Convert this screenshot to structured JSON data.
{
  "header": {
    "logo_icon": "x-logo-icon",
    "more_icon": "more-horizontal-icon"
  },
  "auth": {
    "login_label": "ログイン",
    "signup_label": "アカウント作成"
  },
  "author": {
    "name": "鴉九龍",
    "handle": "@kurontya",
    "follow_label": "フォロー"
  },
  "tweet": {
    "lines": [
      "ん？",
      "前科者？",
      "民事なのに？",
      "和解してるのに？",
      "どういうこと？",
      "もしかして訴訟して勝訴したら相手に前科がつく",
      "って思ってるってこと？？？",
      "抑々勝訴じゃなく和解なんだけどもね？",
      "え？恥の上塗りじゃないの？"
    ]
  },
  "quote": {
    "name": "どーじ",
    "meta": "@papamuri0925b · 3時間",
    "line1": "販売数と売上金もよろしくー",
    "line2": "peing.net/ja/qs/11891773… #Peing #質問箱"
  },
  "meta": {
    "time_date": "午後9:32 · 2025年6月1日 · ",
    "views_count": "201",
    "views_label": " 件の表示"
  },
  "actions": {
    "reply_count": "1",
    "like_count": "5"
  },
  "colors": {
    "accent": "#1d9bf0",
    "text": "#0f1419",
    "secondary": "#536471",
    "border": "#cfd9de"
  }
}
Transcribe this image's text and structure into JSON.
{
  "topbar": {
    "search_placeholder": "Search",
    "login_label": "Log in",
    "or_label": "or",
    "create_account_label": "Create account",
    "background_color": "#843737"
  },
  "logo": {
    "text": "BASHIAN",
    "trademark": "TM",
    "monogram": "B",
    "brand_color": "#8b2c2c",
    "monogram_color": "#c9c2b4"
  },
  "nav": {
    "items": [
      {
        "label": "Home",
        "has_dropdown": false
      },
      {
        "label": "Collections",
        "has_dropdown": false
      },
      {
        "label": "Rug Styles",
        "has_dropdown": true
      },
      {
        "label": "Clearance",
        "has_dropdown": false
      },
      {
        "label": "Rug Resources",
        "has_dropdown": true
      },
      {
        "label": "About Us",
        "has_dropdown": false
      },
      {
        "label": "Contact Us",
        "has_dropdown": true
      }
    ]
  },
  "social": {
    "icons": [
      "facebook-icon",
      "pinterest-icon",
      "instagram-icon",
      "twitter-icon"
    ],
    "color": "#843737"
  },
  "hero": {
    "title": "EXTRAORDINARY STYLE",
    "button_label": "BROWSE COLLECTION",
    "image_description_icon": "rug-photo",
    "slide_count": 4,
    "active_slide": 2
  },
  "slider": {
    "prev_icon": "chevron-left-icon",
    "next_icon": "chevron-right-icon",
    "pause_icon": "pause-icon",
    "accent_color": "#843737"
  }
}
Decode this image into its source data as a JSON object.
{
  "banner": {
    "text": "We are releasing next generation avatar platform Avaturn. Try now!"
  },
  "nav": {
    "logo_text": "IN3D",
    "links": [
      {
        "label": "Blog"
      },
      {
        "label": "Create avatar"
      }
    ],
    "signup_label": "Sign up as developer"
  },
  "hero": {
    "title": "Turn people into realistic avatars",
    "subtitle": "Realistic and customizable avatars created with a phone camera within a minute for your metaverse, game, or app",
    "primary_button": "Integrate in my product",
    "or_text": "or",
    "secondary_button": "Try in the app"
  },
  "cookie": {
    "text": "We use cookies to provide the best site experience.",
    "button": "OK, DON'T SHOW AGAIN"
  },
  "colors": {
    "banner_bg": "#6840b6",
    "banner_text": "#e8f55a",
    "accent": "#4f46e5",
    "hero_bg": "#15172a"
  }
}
====================
▶ _What is needed_: Show every line from the entries above in which the word "avatars" appears.

▶ _Answer to this problem_:
    "title": "Turn people into realistic avatars",
    "subtitle": "Realistic and customizable avatars created with a phone camera within a minute for your metaverse, game, or app",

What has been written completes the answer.